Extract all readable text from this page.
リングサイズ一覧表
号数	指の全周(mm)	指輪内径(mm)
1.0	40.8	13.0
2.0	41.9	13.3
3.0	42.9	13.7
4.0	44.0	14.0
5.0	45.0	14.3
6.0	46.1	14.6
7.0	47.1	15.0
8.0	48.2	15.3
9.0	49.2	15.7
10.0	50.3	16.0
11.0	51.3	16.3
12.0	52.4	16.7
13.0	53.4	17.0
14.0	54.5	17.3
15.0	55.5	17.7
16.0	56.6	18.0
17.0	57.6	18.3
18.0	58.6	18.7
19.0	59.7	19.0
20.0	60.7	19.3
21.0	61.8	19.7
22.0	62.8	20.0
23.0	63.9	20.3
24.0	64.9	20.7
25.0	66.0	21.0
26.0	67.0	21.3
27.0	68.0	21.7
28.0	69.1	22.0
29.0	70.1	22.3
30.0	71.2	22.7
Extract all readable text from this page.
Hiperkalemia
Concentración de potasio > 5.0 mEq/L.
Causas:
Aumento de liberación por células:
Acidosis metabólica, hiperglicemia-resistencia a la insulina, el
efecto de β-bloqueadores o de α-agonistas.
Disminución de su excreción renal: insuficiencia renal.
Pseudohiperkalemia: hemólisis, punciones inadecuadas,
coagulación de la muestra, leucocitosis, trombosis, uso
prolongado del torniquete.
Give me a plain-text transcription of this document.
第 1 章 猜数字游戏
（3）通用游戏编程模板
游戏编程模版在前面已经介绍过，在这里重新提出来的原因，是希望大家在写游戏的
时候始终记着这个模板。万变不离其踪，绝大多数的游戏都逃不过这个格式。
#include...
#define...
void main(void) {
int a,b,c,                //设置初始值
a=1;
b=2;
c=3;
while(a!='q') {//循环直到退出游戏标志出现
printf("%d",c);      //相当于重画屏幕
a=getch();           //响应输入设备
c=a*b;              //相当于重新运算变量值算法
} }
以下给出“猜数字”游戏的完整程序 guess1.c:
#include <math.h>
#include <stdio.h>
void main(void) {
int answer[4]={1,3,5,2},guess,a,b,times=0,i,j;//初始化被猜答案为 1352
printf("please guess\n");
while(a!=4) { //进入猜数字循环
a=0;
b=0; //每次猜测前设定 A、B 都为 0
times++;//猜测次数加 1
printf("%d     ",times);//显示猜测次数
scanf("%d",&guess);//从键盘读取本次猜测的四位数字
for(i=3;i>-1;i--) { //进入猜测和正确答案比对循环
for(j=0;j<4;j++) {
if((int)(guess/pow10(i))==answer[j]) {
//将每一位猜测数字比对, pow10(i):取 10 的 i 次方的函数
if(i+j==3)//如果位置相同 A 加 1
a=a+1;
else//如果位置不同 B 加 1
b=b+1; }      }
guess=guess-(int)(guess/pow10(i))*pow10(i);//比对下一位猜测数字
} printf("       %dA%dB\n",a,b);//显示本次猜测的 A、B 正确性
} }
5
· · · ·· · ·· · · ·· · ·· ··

> **Set exercise**:
Each line above is to be repeated exactly.

> **Answer to this task**:
Extract all readable text from this page.
リングサイズ一覧表
号数	指の全周(mm)	指輪内径(mm)
1.0	40.8	13.0
2.0	41.9	13.3
3.0	42.9	13.7
4.0	44.0	14.0
5.0	45.0	14.3
6.0	46.1	14.6
7.0	47.1	15.0
8.0	48.2	15.3
9.0	49.2	15.7
10.0	50.3	16.0
11.0	51.3	16.3
12.0	52.4	16.7
13.0	53.4	17.0
14.0	54.5	17.3
15.0	55.5	17.7
16.0	56.6	18.0
17.0	57.6	18.3
18.0	58.6	18.7
19.0	59.7	19.0
20.0	60.7	19.3
21.0	61.8	19.7
22.0	62.8	20.0
23.0	63.9	20.3
24.0	64.9	20.7
25.0	66.0	21.0
26.0	67.0	21.3
27.0	68.0	21.7
28.0	69.1	22.0
29.0	70.1	22.3
30.0	71.2	22.7
Extract all readable text from this page.
Hiperkalemia
Concentración de potasio > 5.0 mEq/L.
Causas:
Aumento de liberación por células:
Acidosis metabólica, hiperglicemia-resistencia a la insulina, el
efecto de β-bloqueadores o de α-agonistas.
Disminución de su excreción renal: insuficiencia renal.
Pseudohiperkalemia: hemólisis, punciones inadecuadas,
coagulación de la muestra, leucocitosis, trombosis, uso
prolongado del torniquete.
Give me a plain-text transcription of this document.
第 1 章 猜数字游戏
（3）通用游戏编程模板
游戏编程模版在前面已经介绍过，在这里重新提出来的原因，是希望大家在写游戏的
时候始终记着这个模板。万变不离其踪，绝大多数的游戏都逃不过这个格式。
#include...
#define...
void main(void) {
int a,b,c,                //设置初始值
a=1;
b=2;
c=3;
while(a!='q') {//循环直到退出游戏标志出现
printf("%d",c);      //相当于重画屏幕
a=getch();           //响应输入设备
c=a*b;              //相当于重新运算变量值算法
} }
以下给出“猜数字”游戏的完整程序 guess1.c:
#include <math.h>
#include <stdio.h>
void main(void) {
int answer[4]={1,3,5,2},guess,a,b,times=0,i,j;//初始化被猜答案为 1352
printf("please guess\n");
while(a!=4) { //进入猜数字循环
a=0;
b=0; //每次猜测前设定 A、B 都为 0
times++;//猜测次数加 1
printf("%d     ",times);//显示猜测次数
scanf("%d",&guess);//从键盘读取本次猜测的四位数字
for(i=3;i>-1;i--) { //进入猜测和正确答案比对循环
for(j=0;j<4;j++) {
if((int)(guess/pow10(i))==answer[j]) {
//将每一位猜测数字比对, pow10(i):取 10 的 i 次方的函数
if(i+j==3)//如果位置相同 A 加 1
a=a+1;
else//如果位置不同 B 加 1
b=b+1; }      }
guess=guess-(int)(guess/pow10(i))*pow10(i);//比对下一位猜测数字
} printf("       %dA%dB\n",a,b);//显示本次猜测的 A、B 正确性
} }
5
· · · ·· · ·· · · ·· · ·· ··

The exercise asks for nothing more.